• [Data rows]:
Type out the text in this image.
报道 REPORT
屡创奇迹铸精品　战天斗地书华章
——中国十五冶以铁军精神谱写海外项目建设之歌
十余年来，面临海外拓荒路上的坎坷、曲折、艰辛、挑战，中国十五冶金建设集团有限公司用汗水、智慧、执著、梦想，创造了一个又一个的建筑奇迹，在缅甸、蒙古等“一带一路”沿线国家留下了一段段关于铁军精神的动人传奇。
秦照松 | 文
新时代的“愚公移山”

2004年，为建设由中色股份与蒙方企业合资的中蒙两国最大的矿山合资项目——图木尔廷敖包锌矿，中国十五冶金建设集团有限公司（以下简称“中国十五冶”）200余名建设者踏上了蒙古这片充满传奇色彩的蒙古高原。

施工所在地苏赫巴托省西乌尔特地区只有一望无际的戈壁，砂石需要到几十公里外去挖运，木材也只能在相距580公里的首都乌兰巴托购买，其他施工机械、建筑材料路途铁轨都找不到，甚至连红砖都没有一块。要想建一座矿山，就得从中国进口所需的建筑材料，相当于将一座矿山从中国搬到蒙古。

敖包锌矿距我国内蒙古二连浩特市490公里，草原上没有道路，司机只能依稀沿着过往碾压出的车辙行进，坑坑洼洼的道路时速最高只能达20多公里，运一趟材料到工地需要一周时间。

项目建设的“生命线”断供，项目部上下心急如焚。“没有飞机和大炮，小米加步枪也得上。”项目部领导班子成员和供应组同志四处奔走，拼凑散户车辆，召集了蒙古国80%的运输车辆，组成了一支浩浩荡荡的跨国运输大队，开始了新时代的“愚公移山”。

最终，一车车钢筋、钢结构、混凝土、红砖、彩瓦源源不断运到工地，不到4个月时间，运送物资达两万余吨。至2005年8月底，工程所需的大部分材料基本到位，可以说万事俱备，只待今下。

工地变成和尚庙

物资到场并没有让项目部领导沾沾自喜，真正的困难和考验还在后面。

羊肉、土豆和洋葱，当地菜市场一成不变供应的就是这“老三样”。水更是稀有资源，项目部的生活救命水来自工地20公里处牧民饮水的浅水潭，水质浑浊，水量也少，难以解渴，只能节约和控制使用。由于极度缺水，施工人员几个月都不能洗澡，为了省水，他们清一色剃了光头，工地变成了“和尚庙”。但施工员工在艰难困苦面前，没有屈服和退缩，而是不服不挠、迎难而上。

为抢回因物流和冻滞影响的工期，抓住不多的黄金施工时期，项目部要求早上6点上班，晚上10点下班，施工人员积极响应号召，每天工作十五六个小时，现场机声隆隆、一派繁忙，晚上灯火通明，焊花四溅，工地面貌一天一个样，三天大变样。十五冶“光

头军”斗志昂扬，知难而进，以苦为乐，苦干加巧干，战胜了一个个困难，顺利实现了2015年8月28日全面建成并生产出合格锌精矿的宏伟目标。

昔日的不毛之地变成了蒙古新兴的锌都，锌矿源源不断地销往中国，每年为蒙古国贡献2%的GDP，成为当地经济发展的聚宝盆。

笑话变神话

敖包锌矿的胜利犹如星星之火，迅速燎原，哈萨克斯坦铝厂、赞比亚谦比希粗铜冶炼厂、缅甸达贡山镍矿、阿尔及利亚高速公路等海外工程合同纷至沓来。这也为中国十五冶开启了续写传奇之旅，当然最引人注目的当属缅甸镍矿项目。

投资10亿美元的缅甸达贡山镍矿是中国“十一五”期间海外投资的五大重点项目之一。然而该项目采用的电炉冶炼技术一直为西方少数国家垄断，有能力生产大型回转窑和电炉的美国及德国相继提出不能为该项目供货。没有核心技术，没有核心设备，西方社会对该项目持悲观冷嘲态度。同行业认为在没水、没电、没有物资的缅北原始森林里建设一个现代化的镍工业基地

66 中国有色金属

• [Given task]: Quote each line of the data above exactly as written.

• [Solution]:
Type out the text in this image.
报道 REPORT
屡创奇迹铸精品　战天斗地书华章
——中国十五冶以铁军精神谱写海外项目建设之歌
十余年来，面临海外拓荒路上的坎坷、曲折、艰辛、挑战，中国十五冶金建设集团有限公司用汗水、智慧、执著、梦想，创造了一个又一个的建筑奇迹，在缅甸、蒙古等“一带一路”沿线国家留下了一段段关于铁军精神的动人传奇。
秦照松 | 文
新时代的“愚公移山”

2004年，为建设由中色股份与蒙方企业合资的中蒙两国最大的矿山合资项目——图木尔廷敖包锌矿，中国十五冶金建设集团有限公司（以下简称“中国十五冶”）200余名建设者踏上了蒙古这片充满传奇色彩的蒙古高原。

施工所在地苏赫巴托省西乌尔特地区只有一望无际的戈壁，砂石需要到几十公里外去挖运，木材也只能在相距580公里的首都乌兰巴托购买，其他施工机械、建筑材料路途铁轨都找不到，甚至连红砖都没有一块。要想建一座矿山，就得从中国进口所需的建筑材料，相当于将一座矿山从中国搬到蒙古。

敖包锌矿距我国内蒙古二连浩特市490公里，草原上没有道路，司机只能依稀沿着过往碾压出的车辙行进，坑坑洼洼的道路时速最高只能达20多公里，运一趟材料到工地需要一周时间。

项目建设的“生命线”断供，项目部上下心急如焚。“没有飞机和大炮，小米加步枪也得上。”项目部领导班子成员和供应组同志四处奔走，拼凑散户车辆，召集了蒙古国80%的运输车辆，组成了一支浩浩荡荡的跨国运输大队，开始了新时代的“愚公移山”。

最终，一车车钢筋、钢结构、混凝土、红砖、彩瓦源源不断运到工地，不到4个月时间，运送物资达两万余吨。至2005年8月底，工程所需的大部分材料基本到位，可以说万事俱备，只待今下。

工地变成和尚庙

物资到场并没有让项目部领导沾沾自喜，真正的困难和考验还在后面。

羊肉、土豆和洋葱，当地菜市场一成不变供应的就是这“老三样”。水更是稀有资源，项目部的生活救命水来自工地20公里处牧民饮水的浅水潭，水质浑浊，水量也少，难以解渴，只能节约和控制使用。由于极度缺水，施工人员几个月都不能洗澡，为了省水，他们清一色剃了光头，工地变成了“和尚庙”。但施工员工在艰难困苦面前，没有屈服和退缩，而是不服不挠、迎难而上。

为抢回因物流和冻滞影响的工期，抓住不多的黄金施工时期，项目部要求早上6点上班，晚上10点下班，施工人员积极响应号召，每天工作十五六个小时，现场机声隆隆、一派繁忙，晚上灯火通明，焊花四溅，工地面貌一天一个样，三天大变样。十五冶“光

头军”斗志昂扬，知难而进，以苦为乐，苦干加巧干，战胜了一个个困难，顺利实现了2015年8月28日全面建成并生产出合格锌精矿的宏伟目标。

昔日的不毛之地变成了蒙古新兴的锌都，锌矿源源不断地销往中国，每年为蒙古国贡献2%的GDP，成为当地经济发展的聚宝盆。

笑话变神话

敖包锌矿的胜利犹如星星之火，迅速燎原，哈萨克斯坦铝厂、赞比亚谦比希粗铜冶炼厂、缅甸达贡山镍矿、阿尔及利亚高速公路等海外工程合同纷至沓来。这也为中国十五冶开启了续写传奇之旅，当然最引人注目的当属缅甸镍矿项目。

投资10亿美元的缅甸达贡山镍矿是中国“十一五”期间海外投资的五大重点项目之一。然而该项目采用的电炉冶炼技术一直为西方少数国家垄断，有能力生产大型回转窑和电炉的美国及德国相继提出不能为该项目供货。没有核心技术，没有核心设备，西方社会对该项目持悲观冷嘲态度。同行业认为在没水、没电、没有物资的缅北原始森林里建设一个现代化的镍工业基地

66 中国有色金属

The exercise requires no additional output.